Stored items from a collection
— BEGIN —

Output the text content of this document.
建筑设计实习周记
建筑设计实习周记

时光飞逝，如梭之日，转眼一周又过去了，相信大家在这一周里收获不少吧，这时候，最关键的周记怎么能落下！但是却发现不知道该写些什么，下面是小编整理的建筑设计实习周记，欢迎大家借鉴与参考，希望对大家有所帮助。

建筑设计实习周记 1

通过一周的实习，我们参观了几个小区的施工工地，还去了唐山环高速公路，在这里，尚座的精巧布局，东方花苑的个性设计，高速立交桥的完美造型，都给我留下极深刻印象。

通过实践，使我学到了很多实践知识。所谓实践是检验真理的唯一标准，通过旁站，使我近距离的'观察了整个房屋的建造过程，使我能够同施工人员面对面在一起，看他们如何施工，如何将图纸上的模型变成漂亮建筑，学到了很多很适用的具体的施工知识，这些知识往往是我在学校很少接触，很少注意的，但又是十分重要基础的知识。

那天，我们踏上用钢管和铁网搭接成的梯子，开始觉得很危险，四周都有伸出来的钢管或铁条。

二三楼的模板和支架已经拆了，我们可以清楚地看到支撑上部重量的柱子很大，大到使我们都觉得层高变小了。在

— END —

_GOAL OF THE EXERCISE_. Copy out the whole listing exactly.

_WRITTEN REPLY_.
Output the text content of this document.
建筑设计实习周记
建筑设计实习周记

时光飞逝，如梭之日，转眼一周又过去了，相信大家在这一周里收获不少吧，这时候，最关键的周记怎么能落下！但是却发现不知道该写些什么，下面是小编整理的建筑设计实习周记，欢迎大家借鉴与参考，希望对大家有所帮助。

建筑设计实习周记 1

通过一周的实习，我们参观了几个小区的施工工地，还去了唐山环高速公路，在这里，尚座的精巧布局，东方花苑的个性设计，高速立交桥的完美造型，都给我留下极深刻印象。

通过实践，使我学到了很多实践知识。所谓实践是检验真理的唯一标准，通过旁站，使我近距离的'观察了整个房屋的建造过程，使我能够同施工人员面对面在一起，看他们如何施工，如何将图纸上的模型变成漂亮建筑，学到了很多很适用的具体的施工知识，这些知识往往是我在学校很少接触，很少注意的，但又是十分重要基础的知识。

那天，我们踏上用钢管和铁网搭接成的梯子，开始觉得很危险，四周都有伸出来的钢管或铁条。

二三楼的模板和支架已经拆了，我们可以清楚地看到支撑上部重量的柱子很大，大到使我们都觉得层高变小了。在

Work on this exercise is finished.